(Data items)
──────────────────────────────
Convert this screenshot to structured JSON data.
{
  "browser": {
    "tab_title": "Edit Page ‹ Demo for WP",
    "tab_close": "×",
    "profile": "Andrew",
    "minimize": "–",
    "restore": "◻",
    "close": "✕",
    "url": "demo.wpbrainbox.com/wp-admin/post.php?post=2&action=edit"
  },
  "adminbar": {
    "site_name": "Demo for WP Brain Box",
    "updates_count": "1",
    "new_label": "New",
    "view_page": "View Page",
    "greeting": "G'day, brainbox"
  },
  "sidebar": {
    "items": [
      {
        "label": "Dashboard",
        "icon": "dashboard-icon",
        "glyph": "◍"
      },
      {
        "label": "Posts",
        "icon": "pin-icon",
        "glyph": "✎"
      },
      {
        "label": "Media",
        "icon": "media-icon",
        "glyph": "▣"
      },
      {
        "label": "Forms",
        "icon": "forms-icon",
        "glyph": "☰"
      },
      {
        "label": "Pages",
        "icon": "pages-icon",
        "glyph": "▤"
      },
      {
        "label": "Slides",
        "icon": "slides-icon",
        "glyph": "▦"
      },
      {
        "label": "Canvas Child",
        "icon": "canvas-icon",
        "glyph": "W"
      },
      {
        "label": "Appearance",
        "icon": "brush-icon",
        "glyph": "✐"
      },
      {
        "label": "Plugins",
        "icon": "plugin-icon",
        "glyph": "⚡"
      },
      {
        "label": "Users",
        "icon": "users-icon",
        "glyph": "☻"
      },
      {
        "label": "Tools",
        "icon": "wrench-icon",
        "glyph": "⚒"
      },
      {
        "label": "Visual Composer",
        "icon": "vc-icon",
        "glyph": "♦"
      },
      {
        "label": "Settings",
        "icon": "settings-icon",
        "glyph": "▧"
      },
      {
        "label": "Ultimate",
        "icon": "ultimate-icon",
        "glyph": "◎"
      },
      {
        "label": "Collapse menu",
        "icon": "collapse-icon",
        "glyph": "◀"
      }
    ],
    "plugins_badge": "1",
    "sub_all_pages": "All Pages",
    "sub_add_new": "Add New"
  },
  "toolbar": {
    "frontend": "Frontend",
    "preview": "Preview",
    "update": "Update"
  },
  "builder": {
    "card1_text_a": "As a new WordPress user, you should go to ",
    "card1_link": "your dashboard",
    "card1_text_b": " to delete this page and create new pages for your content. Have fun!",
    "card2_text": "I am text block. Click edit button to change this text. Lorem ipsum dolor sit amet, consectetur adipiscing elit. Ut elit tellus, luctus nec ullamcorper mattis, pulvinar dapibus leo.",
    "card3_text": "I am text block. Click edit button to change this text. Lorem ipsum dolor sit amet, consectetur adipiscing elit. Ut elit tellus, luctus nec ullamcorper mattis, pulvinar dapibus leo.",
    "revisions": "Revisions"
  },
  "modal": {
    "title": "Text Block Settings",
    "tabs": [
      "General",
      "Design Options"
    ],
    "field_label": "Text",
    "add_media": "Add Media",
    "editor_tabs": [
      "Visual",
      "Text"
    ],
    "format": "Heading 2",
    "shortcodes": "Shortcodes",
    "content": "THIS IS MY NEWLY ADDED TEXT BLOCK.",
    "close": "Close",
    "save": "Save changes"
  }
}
──────────────────────────────
> [Task brief]:
Find every line in the records that contains the word "your"; copy those lines.

> [Worked answer]:
    "card1_link": "your dashboard",
    "card1_text_b": " to delete this page and create new pages for your content. Have fun!",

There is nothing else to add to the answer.